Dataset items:
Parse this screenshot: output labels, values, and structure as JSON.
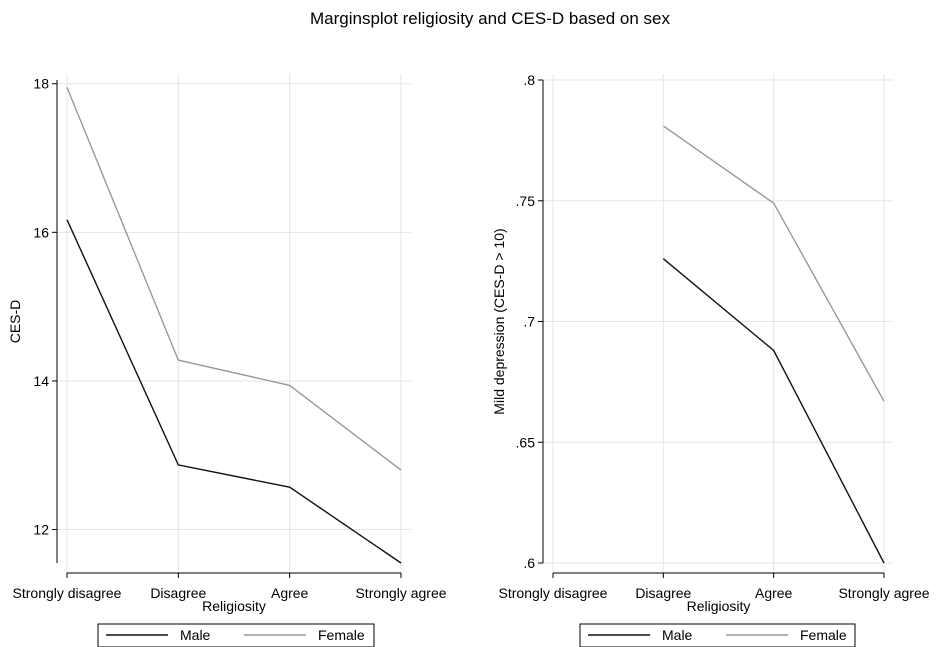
{
  "figure": {
    "title": "Marginsplot religiosity and CES-D based on sex"
  },
  "colors": {
    "male": "#111111",
    "female": "#999999",
    "grid": "#e6e6e6",
    "axis": "#000000"
  },
  "chart_data": [
    {
      "type": "line",
      "xlabel": "Religiosity",
      "ylabel": "CES-D",
      "categories": [
        "Strongly disagree",
        "Disagree",
        "Agree",
        "Strongly agree"
      ],
      "ylim": [
        11.55,
        18.05
      ],
      "yticks": [
        12,
        14,
        16,
        18
      ],
      "ytick_labels": [
        "12",
        "14",
        "16",
        "18"
      ],
      "grid": true,
      "legend": "bottom",
      "series": [
        {
          "name": "Male",
          "values": [
            16.17,
            12.87,
            12.57,
            11.55
          ]
        },
        {
          "name": "Female",
          "values": [
            17.95,
            14.28,
            13.94,
            12.8
          ]
        }
      ]
    },
    {
      "type": "line",
      "xlabel": "Religiosity",
      "ylabel": "Mild depression (CES-D > 10)",
      "categories": [
        "Strongly disagree",
        "Disagree",
        "Agree",
        "Strongly agree"
      ],
      "ylim": [
        0.6,
        0.8
      ],
      "yticks": [
        0.6,
        0.65,
        0.7,
        0.75,
        0.8
      ],
      "ytick_labels": [
        ".6",
        ".65",
        ".7",
        ".75",
        ".8"
      ],
      "grid": true,
      "legend": "bottom",
      "series": [
        {
          "name": "Male",
          "values": [
            null,
            0.726,
            0.688,
            0.6
          ]
        },
        {
          "name": "Female",
          "values": [
            null,
            0.781,
            0.749,
            0.667
          ]
        }
      ]
    }
  ]
}
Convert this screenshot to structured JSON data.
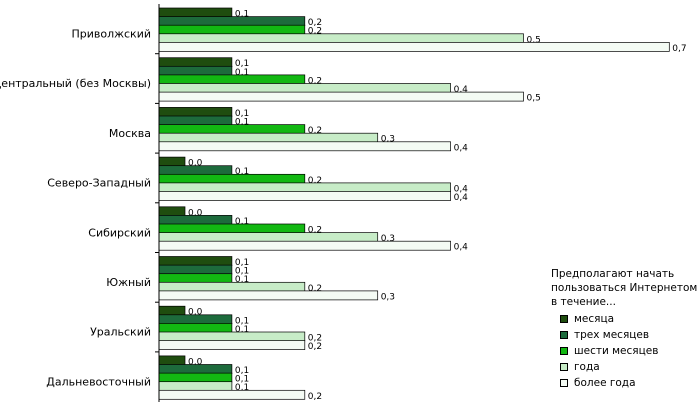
{
  "chart_data": {
    "type": "bar",
    "orientation": "horizontal",
    "categories": [
      "Приволжский",
      "Центральный (без Москвы)",
      "Москва",
      "Северо-Западный",
      "Сибирский",
      "Южный",
      "Уральский",
      "Дальневосточный"
    ],
    "series": [
      {
        "name": "месяца",
        "color": "#1f4d0f",
        "values": [
          0.1,
          0.1,
          0.1,
          0.0,
          0.0,
          0.1,
          0.0,
          0.0
        ],
        "labels": [
          "0,1",
          "0,1",
          "0,1",
          "0,0",
          "0,0",
          "0,1",
          "0,0",
          "0,0"
        ]
      },
      {
        "name": "трех месяцев",
        "color": "#1d6b3c",
        "values": [
          0.2,
          0.1,
          0.1,
          0.1,
          0.1,
          0.1,
          0.1,
          0.1
        ],
        "labels": [
          "0,2",
          "0,1",
          "0,1",
          "0,1",
          "0,1",
          "0,1",
          "0,1",
          "0,1"
        ]
      },
      {
        "name": "шести месяцев",
        "color": "#12b812",
        "values": [
          0.2,
          0.2,
          0.2,
          0.2,
          0.2,
          0.1,
          0.1,
          0.1
        ],
        "labels": [
          "0,2",
          "0,2",
          "0,2",
          "0,2",
          "0,2",
          "0,1",
          "0,1",
          "0,1"
        ]
      },
      {
        "name": "года",
        "color": "#c7ecc7",
        "values": [
          0.5,
          0.4,
          0.3,
          0.4,
          0.3,
          0.2,
          0.2,
          0.1
        ],
        "labels": [
          "0,5",
          "0,4",
          "0,3",
          "0,4",
          "0,3",
          "0,2",
          "0,2",
          "0,1"
        ]
      },
      {
        "name": "более года",
        "color": "#f4fbf4",
        "values": [
          0.7,
          0.5,
          0.4,
          0.4,
          0.4,
          0.3,
          0.2,
          0.2
        ],
        "labels": [
          "0,7",
          "0,5",
          "0,4",
          "0,4",
          "0,4",
          "0,3",
          "0,2",
          "0,2"
        ]
      }
    ],
    "legend_title": [
      "Предполагают начать",
      "пользоваться Интернетом",
      "в течение..."
    ],
    "legend_position": "bottom-right",
    "grid": false
  }
}
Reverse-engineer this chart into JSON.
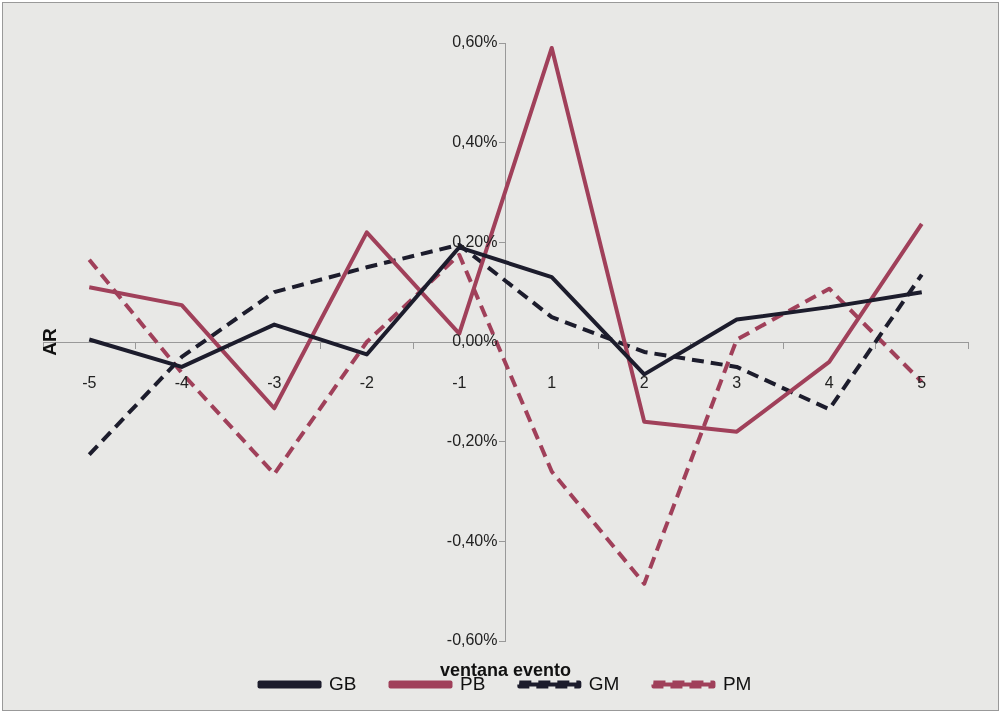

## To be done
In the records above, find the lines containing "JSON" and copy them.

## Solution to this problem
Parse this screenshot: output labels, values, and structure as JSON.
Convert this screenshot to structured JSON data.
Reverse-engineer this chart into JSON.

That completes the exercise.